** Information supplied **
--- --- ---
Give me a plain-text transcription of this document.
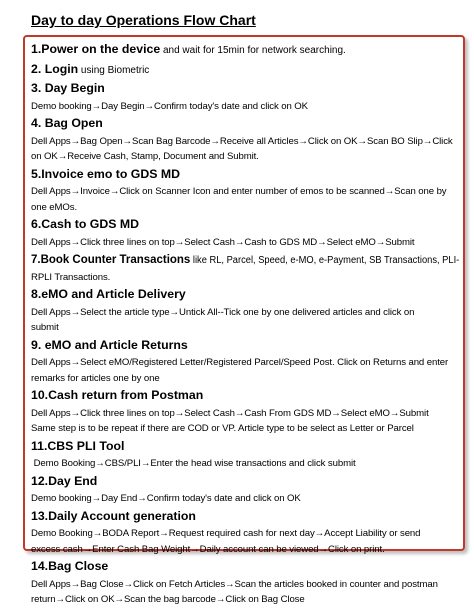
Day to day Operations Flow Chart
1.Power on the device and wait for 15min for network searching.
2. Login using Biometric
3. Day Begin
Demo booking→Day Begin→Confirm today's date and click on OK
4. Bag Open
Dell Apps→Bag Open→Scan Bag Barcode→Receive all Articles→Click on OK→Scan BO Slip→Click
on OK→Receive Cash, Stamp, Document and Submit.
5.Invoice emo to GDS MD
Dell Apps→Invoice→Click on Scanner Icon and enter number of emos to be scanned→Scan one by
one eMOs.
6.Cash to GDS MD
Dell Apps→Click three lines on top→Select Cash→Cash to GDS MD→Select eMO→Submit
7.Book Counter Transactions like RL, Parcel, Speed, e-MO, e-Payment, SB Transactions, PLI-
RPLI Transactions.
8.eMO and Article Delivery
Dell Apps→Select the article type→Untick All--Tick one by one delivered articles and click on
submit
9. eMO and Article Returns
Dell Apps→Select eMO/Registered Letter/Registered Parcel/Speed Post. Click on Returns and enter
remarks for articles one by one
10.Cash return from Postman
Dell Apps→Click three lines on top→Select Cash→Cash From GDS MD→Select eMO→Submit
Same step is to be repeat if there are COD or VP. Article type to be select as Letter or Parcel
11.CBS PLI Tool
Demo Booking→CBS/PLI→Enter the head wise transactions and click submit
12.Day End
Demo booking→Day End→Confirm today's date and click on OK
13.Daily Account generation
Demo Booking→BODA Report→Request required cash for next day→Accept Liability or send
excess cash→Enter Cash Bag Weight→Daily account can be viewed→Click on print.
14.Bag Close
Dell Apps→Bag Close→Click on Fetch Articles→Scan the articles booked in counter and postman
return→Click on OK→Scan the bag barcode→Click on Bag Close
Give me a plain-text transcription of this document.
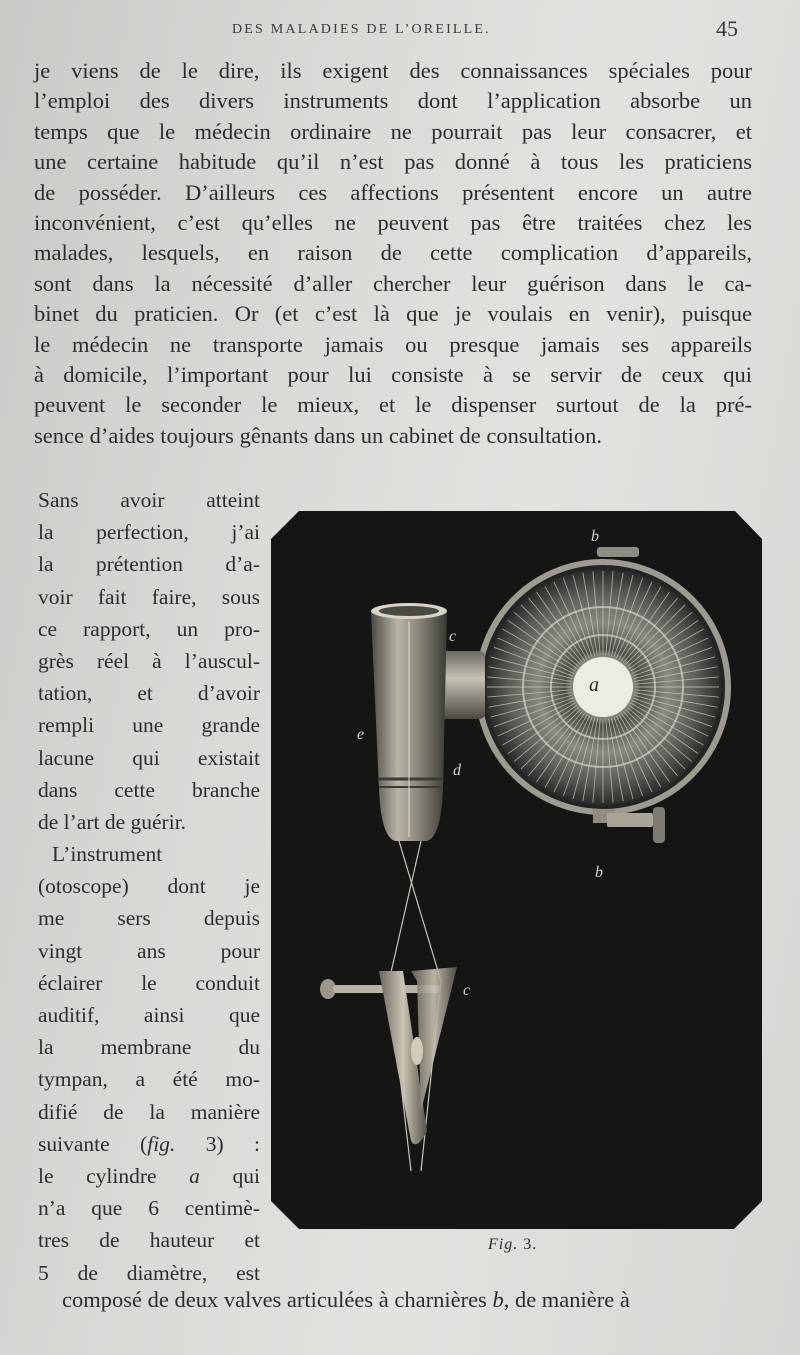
DES MALADIES DE L’OREILLE.	45
je viens de le dire, ils exigent des connaissances spéciales pour
l’emploi des divers instruments dont l’application absorbe un
temps que le médecin ordinaire ne pourrait pas leur consacrer, et
une certaine habitude qu’il n’est pas donné à tous les praticiens
de posséder. D’ailleurs ces affections présentent encore un autre
inconvénient, c’est qu’elles ne peuvent pas être traitées chez les
malades, lesquels, en raison de cette complication d’appareils,
sont dans la nécessité d’aller chercher leur guérison dans le ca-
binet du praticien. Or (et c’est là que je voulais en venir), puisque
le médecin ne transporte jamais ou presque jamais ses appareils
à domicile, l’important pour lui consiste à se servir de ceux qui
peuvent le seconder le mieux, et le dispenser surtout de la pré-
sence d’aides toujours gênants dans un cabinet de consultation.
Sans avoir atteint
la perfection, j’ai
la prétention d’a-
voir fait faire, sous
ce rapport, un pro-
grès réel à l’auscul-
tation, et d’avoir
rempli une grande
lacune qui existait
dans cette branche
de l’art de guérir.
L’instrument
(otoscope) dont je
me sers depuis
vingt ans pour
éclairer le conduit
auditif, ainsi que
la membrane du
tympan, a été mo-
difié de la manière
suivante (fig. 3) :
le cylindre a qui
n’a que 6 centimè-
tres de hauteur et
5 de diamètre, est
composé de deux valves articulées à charnières b, de manière à
b
a
c
e
d
b
c
Fig. 3.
--- --- ---
** Instructions for the task **
With the pictures left out, transcribe the material exactly.

** Response **
Give me a plain-text transcription of this document.
Day to day Operations Flow Chart
1.Power on the device and wait for 15min for network searching.
2. Login using Biometric
3. Day Begin
Demo booking→Day Begin→Confirm today's date and click on OK
4. Bag Open
Dell Apps→Bag Open→Scan Bag Barcode→Receive all Articles→Click on OK→Scan BO Slip→Click
on OK→Receive Cash, Stamp, Document and Submit.
5.Invoice emo to GDS MD
Dell Apps→Invoice→Click on Scanner Icon and enter number of emos to be scanned→Scan one by
one eMOs.
6.Cash to GDS MD
Dell Apps→Click three lines on top→Select Cash→Cash to GDS MD→Select eMO→Submit
7.Book Counter Transactions like RL, Parcel, Speed, e-MO, e-Payment, SB Transactions, PLI-
RPLI Transactions.
8.eMO and Article Delivery
Dell Apps→Select the article type→Untick All--Tick one by one delivered articles and click on
submit
9. eMO and Article Returns
Dell Apps→Select eMO/Registered Letter/Registered Parcel/Speed Post. Click on Returns and enter
remarks for articles one by one
10.Cash return from Postman
Dell Apps→Click three lines on top→Select Cash→Cash From GDS MD→Select eMO→Submit
Same step is to be repeat if there are COD or VP. Article type to be select as Letter or Parcel
11.CBS PLI Tool
Demo Booking→CBS/PLI→Enter the head wise transactions and click submit
12.Day End
Demo booking→Day End→Confirm today's date and click on OK
13.Daily Account generation
Demo Booking→BODA Report→Request required cash for next day→Accept Liability or send
excess cash→Enter Cash Bag Weight→Daily account can be viewed→Click on print.
14.Bag Close
Dell Apps→Bag Close→Click on Fetch Articles→Scan the articles booked in counter and postman
return→Click on OK→Scan the bag barcode→Click on Bag Close
Give me a plain-text transcription of this document.
DES MALADIES DE L’OREILLE.	45
je viens de le dire, ils exigent des connaissances spéciales pour
l’emploi des divers instruments dont l’application absorbe un
temps que le médecin ordinaire ne pourrait pas leur consacrer, et
une certaine habitude qu’il n’est pas donné à tous les praticiens
de posséder. D’ailleurs ces affections présentent encore un autre
inconvénient, c’est qu’elles ne peuvent pas être traitées chez les
malades, lesquels, en raison de cette complication d’appareils,
sont dans la nécessité d’aller chercher leur guérison dans le ca-
binet du praticien. Or (et c’est là que je voulais en venir), puisque
le médecin ne transporte jamais ou presque jamais ses appareils
à domicile, l’important pour lui consiste à se servir de ceux qui
peuvent le seconder le mieux, et le dispenser surtout de la pré-
sence d’aides toujours gênants dans un cabinet de consultation.
Sans avoir atteint
la perfection, j’ai
la prétention d’a-
voir fait faire, sous
ce rapport, un pro-
grès réel à l’auscul-
tation, et d’avoir
rempli une grande
lacune qui existait
dans cette branche
de l’art de guérir.
L’instrument
(otoscope) dont je
me sers depuis
vingt ans pour
éclairer le conduit
auditif, ainsi que
la membrane du
tympan, a été mo-
difié de la manière
suivante (fig. 3) :
le cylindre a qui
n’a que 6 centimè-
tres de hauteur et
5 de diamètre, est
composé de deux valves articulées à charnières b, de manière à
b
a
c
e
d
b
c
Fig. 3.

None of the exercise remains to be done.